# [Task brief]
Transcribe, word for word, the line containing "OCR this image." and each line following it through the end of the listing below. Omit all other lines.

┄┄┄┄┄┄┄┄┄┄

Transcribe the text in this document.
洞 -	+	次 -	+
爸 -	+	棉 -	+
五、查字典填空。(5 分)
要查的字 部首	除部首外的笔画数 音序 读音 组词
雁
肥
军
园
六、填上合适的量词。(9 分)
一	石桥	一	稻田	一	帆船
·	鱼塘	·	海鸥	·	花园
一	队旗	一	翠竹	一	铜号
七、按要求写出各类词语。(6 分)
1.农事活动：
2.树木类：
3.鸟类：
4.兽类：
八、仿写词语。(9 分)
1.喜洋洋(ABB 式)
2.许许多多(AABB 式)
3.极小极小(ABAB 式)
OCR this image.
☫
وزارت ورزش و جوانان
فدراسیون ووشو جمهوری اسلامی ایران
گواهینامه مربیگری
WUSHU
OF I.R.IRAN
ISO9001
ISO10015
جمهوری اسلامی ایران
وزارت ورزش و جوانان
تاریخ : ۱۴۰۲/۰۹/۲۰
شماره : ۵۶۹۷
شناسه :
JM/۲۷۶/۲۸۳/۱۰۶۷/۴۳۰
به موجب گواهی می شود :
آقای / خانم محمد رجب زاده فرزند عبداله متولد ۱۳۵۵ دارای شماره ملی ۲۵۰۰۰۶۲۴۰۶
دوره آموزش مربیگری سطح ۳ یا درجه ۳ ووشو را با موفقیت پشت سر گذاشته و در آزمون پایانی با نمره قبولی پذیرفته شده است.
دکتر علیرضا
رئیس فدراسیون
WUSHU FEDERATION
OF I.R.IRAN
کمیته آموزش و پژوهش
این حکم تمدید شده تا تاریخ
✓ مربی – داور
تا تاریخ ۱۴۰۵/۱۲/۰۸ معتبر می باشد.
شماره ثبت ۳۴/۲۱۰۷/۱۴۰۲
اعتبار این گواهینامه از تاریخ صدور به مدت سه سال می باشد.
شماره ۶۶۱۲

┄┄┄┄┄┄┄┄┄┄

# [Reply to the task]
OCR this image.
☫
وزارت ورزش و جوانان
فدراسیون ووشو جمهوری اسلامی ایران
گواهینامه مربیگری
WUSHU
OF I.R.IRAN
ISO9001
ISO10015
جمهوری اسلامی ایران
وزارت ورزش و جوانان
تاریخ : ۱۴۰۲/۰۹/۲۰
شماره : ۵۶۹۷
شناسه :
JM/۲۷۶/۲۸۳/۱۰۶۷/۴۳۰
به موجب گواهی می شود :
آقای / خانم محمد رجب زاده فرزند عبداله متولد ۱۳۵۵ دارای شماره ملی ۲۵۰۰۰۶۲۴۰۶
دوره آموزش مربیگری سطح ۳ یا درجه ۳ ووشو را با موفقیت پشت سر گذاشته و در آزمون پایانی با نمره قبولی پذیرفته شده است.
دکتر علیرضا
رئیس فدراسیون
WUSHU FEDERATION
OF I.R.IRAN
کمیته آموزش و پژوهش
این حکم تمدید شده تا تاریخ
✓ مربی – داور
تا تاریخ ۱۴۰۵/۱۲/۰۸ معتبر می باشد.
شماره ثبت ۳۴/۲۱۰۷/۱۴۰۲
اعتبار این گواهینامه از تاریخ صدور به مدت سه سال می باشد.
شماره ۶۶۱۲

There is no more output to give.